#### EXTRACT TO READ
+-------+

Crossing the T’s and Dotting the I’s

When I sent what I believed to be a clean, mistake-free copy of my manuscript to a Ritchie Boy who had promised to write me a review, I was amazed when he found not only some German language that needed correction, but a few other small errors.

I conveyed my distress to my editor, and she sent me the following discouraging reply. “We will find more errors in the PDF and more errors in the paperback proof and then cringe when we find errors in the real book. I’m such a perfectionist, it doesn’t comfort me to know that even traditional publishers who use 20 different people for editing/reading/proofing, know there is a 10% margin of error.”

This has certainly been true. When the PDF (a kind of digital snapshot of the inside of the finished book) was completed, my editor and I both proofed it carefully several times. It flew back and forth between us with virtual sticky notes about typos, punctuation, spelling errors, and syntax. It is amazing how little things you did not see the previous read-through suddenly appear and jump off the page the next time.

+-------+

#### ENTRIES SHOWN
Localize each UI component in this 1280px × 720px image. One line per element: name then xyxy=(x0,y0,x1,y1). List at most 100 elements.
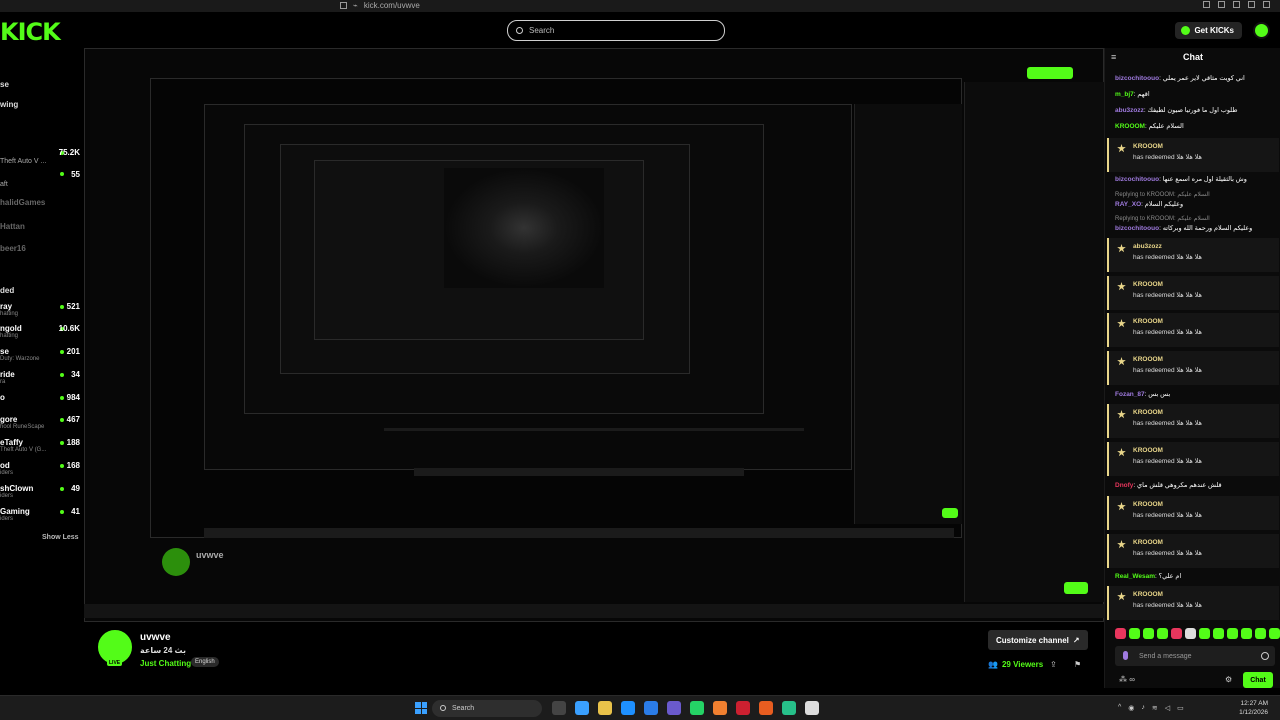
emote-icon[interactable] xyxy=(1171,628,1182,639)
search-placeholder: Search xyxy=(529,26,555,35)
language-tag[interactable]: English xyxy=(191,657,219,667)
sidebar-channel[interactable]: shClown iders 49 xyxy=(0,484,80,500)
customize-channel-button[interactable]: Customize channel ↗ xyxy=(988,630,1088,650)
redeem-message[interactable]: KROOOM has redeemed هلا هلا هلا xyxy=(1107,586,1279,620)
sidebar-nav-following[interactable]: wing xyxy=(0,100,18,109)
notepad-icon[interactable] xyxy=(805,701,819,715)
chat-message[interactable]: Fozan_87: بس بس xyxy=(1115,391,1277,399)
sidebar-channel-offline[interactable]: beer16 xyxy=(0,244,80,260)
address-bar[interactable]: ⌁ kick.com/uvwve xyxy=(340,1,420,10)
taskbar-search[interactable]: Search xyxy=(432,700,542,717)
menu-icon[interactable] xyxy=(1263,1,1270,8)
emote-icon[interactable] xyxy=(1199,628,1210,639)
sidebar-channel[interactable]: se Duty: Warzone 201 xyxy=(0,347,80,363)
emote-icon[interactable] xyxy=(1157,628,1168,639)
store-icon[interactable] xyxy=(644,701,658,715)
kicks-coin-icon xyxy=(1181,26,1191,35)
redeem-message[interactable]: KROOOM has redeemed هلا هلا هلا xyxy=(1107,276,1279,310)
whatsapp-icon[interactable] xyxy=(690,701,704,715)
chat-message[interactable]: bizcochitoouo: وعليكم السلام ورحمة الله … xyxy=(1115,225,1277,233)
chat-message[interactable]: abu3zozz: طلوب اول ما فورتيا صيون لطيفك xyxy=(1115,107,1277,115)
redeem-message[interactable]: KROOOM has redeemed هلا هلا هلا xyxy=(1107,313,1279,347)
sidebar-channel[interactable]: od iders 168 xyxy=(0,461,80,477)
redeem-message[interactable]: KROOOM has redeemed هلا هلا هلا xyxy=(1107,442,1279,476)
search-input[interactable]: Search xyxy=(507,20,725,41)
message-input[interactable]: Send a message xyxy=(1115,646,1275,666)
chevron-up-icon[interactable]: ^ xyxy=(1118,704,1121,712)
emote-icon[interactable] xyxy=(1269,628,1280,639)
sidebar-channel[interactable]: Theft Auto V ... 55 xyxy=(0,158,80,179)
sidebar-channel[interactable]: Gaming iders 41 xyxy=(0,507,80,523)
sidebar-channel[interactable]: eTaffy Theft Auto V (G... 188 xyxy=(0,438,80,454)
stream-player[interactable]: uvwve xyxy=(84,48,1104,622)
chat-features-icon[interactable]: ⁂ ∞ xyxy=(1119,675,1135,684)
windows-start-icon[interactable] xyxy=(415,702,427,714)
edge-icon[interactable] xyxy=(621,701,635,715)
app-icon[interactable] xyxy=(736,701,750,715)
sidebar-icon[interactable] xyxy=(1233,1,1240,8)
chat-message[interactable]: bizcochitoouo: وش بالثقيلة اول مره اسمع … xyxy=(1115,176,1277,184)
bookmark-icon[interactable] xyxy=(340,2,347,9)
emote-icon[interactable] xyxy=(1227,628,1238,639)
sidebar-channel[interactable]: gore hool RuneScape 467 xyxy=(0,415,80,431)
emote-icon[interactable] xyxy=(1213,628,1224,639)
copilot-icon[interactable] xyxy=(575,701,589,715)
emote-icon[interactable] xyxy=(1255,628,1266,639)
battery-icon[interactable]: ▭ xyxy=(1177,704,1184,712)
brave-icon[interactable] xyxy=(713,701,727,715)
report-icon[interactable]: ⚑ xyxy=(1074,660,1081,669)
sidebar-channel[interactable]: ride ra 34 xyxy=(0,370,80,386)
discord-icon[interactable] xyxy=(667,701,681,715)
browser-icon[interactable] xyxy=(759,701,773,715)
emote-icon[interactable] xyxy=(1185,628,1196,639)
sidebar-channel[interactable]: ngold hatting 10.6K xyxy=(0,324,80,340)
chat-message[interactable]: Real_Wesam: ام علي؟ xyxy=(1115,573,1277,581)
chat-message[interactable]: bizcochitoouo: اني كويت مثاقي لاير عمر ي… xyxy=(1115,75,1277,83)
mic-icon[interactable]: ♪ xyxy=(1141,704,1145,712)
redeem-message[interactable]: KROOOM has redeemed هلا هلا هلا xyxy=(1107,138,1279,172)
taskbar-clock[interactable]: 12:27 AM 1/12/2026 xyxy=(1239,699,1268,717)
gear-icon[interactable]: ⚙ xyxy=(1225,675,1232,684)
sidebar-channel[interactable]: o 984 xyxy=(0,393,80,409)
sidebar-channel-offline[interactable]: halidGames xyxy=(0,198,80,214)
sidebar-channel[interactable]: aft xyxy=(0,181,80,197)
user-avatar[interactable] xyxy=(1253,22,1270,39)
tabs-icon[interactable] xyxy=(1248,1,1255,8)
emote-icon[interactable] xyxy=(1115,628,1126,639)
share-icon[interactable] xyxy=(1203,1,1210,8)
redeem-message[interactable]: KROOOM has redeemed هلا هلا هلا xyxy=(1107,404,1279,438)
file-explorer-icon[interactable] xyxy=(598,701,612,715)
kick-logo[interactable]: KICK xyxy=(0,18,61,46)
emote-icon[interactable] xyxy=(1143,628,1154,639)
emote-icon[interactable] xyxy=(1129,628,1140,639)
network-icon[interactable]: ◉ xyxy=(1128,704,1134,712)
redeem-message[interactable]: KROOOM has redeemed هلا هلا هلا xyxy=(1107,534,1279,568)
redeem-message[interactable]: KROOOM has redeemed هلا هلا هلا xyxy=(1107,351,1279,385)
chat-send-button[interactable]: Chat xyxy=(1243,672,1273,688)
chat-message[interactable]: RAY_XO: وعليكم السلام xyxy=(1115,201,1277,209)
emoji-icon[interactable] xyxy=(1261,652,1269,660)
microphone-icon[interactable] xyxy=(1123,651,1128,660)
volume-icon[interactable]: ◁ xyxy=(1165,704,1170,712)
redeem-message[interactable]: KROOOM has redeemed هلا هلا هلا xyxy=(1107,496,1279,530)
channel-avatar[interactable]: LIVE xyxy=(98,630,132,666)
nested-chat-button xyxy=(942,508,958,518)
category-link[interactable]: Just Chatting xyxy=(140,659,191,668)
redeem-message[interactable]: abu3zozz has redeemed هلا هلا هلا xyxy=(1107,238,1279,272)
obs-icon[interactable] xyxy=(782,701,796,715)
extension-icon[interactable] xyxy=(1218,1,1225,8)
show-less-button[interactable]: Show Less xyxy=(42,534,79,541)
channel-name[interactable]: uvwve xyxy=(140,632,171,643)
sidebar-channel-offline[interactable]: Hattan xyxy=(0,222,80,238)
share-icon[interactable]: ⇪ xyxy=(1050,660,1057,669)
chat-message[interactable]: Dnofy: قلش عندهم مكروهي قلش ماي xyxy=(1115,482,1277,490)
chat-message[interactable]: KROOOM: السلام عليكم xyxy=(1115,123,1277,131)
emote-icon[interactable] xyxy=(1241,628,1252,639)
sidebar-channel[interactable]: ray hatting 521 xyxy=(0,302,80,318)
wifi-icon[interactable]: ≋ xyxy=(1152,704,1158,712)
get-kicks-button[interactable]: Get KICKs xyxy=(1175,22,1242,39)
task-view-icon[interactable] xyxy=(552,701,566,715)
sidebar-nav-browse[interactable]: se xyxy=(0,80,9,89)
chat-message[interactable]: m_bj7: اقهم xyxy=(1115,91,1277,99)
url-text[interactable]: kick.com/uvwve xyxy=(364,1,420,10)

+-------+

#### TASK DESCRIPTION
Please transcribe the passage of the proofreading text from "This has certainly" to "the next time.".

#### ANSWER IN FULL
This has certainly been true. When the PDF (a kind of digital snapshot of the inside of the finished book) was completed, my editor and I both proofed it carefully several times. It flew back and forth between us with virtual sticky notes about typos, punctuation, spelling errors, and syntax. It is amazing how little things you did not see the previous read-through suddenly appear and jump off the page the next time.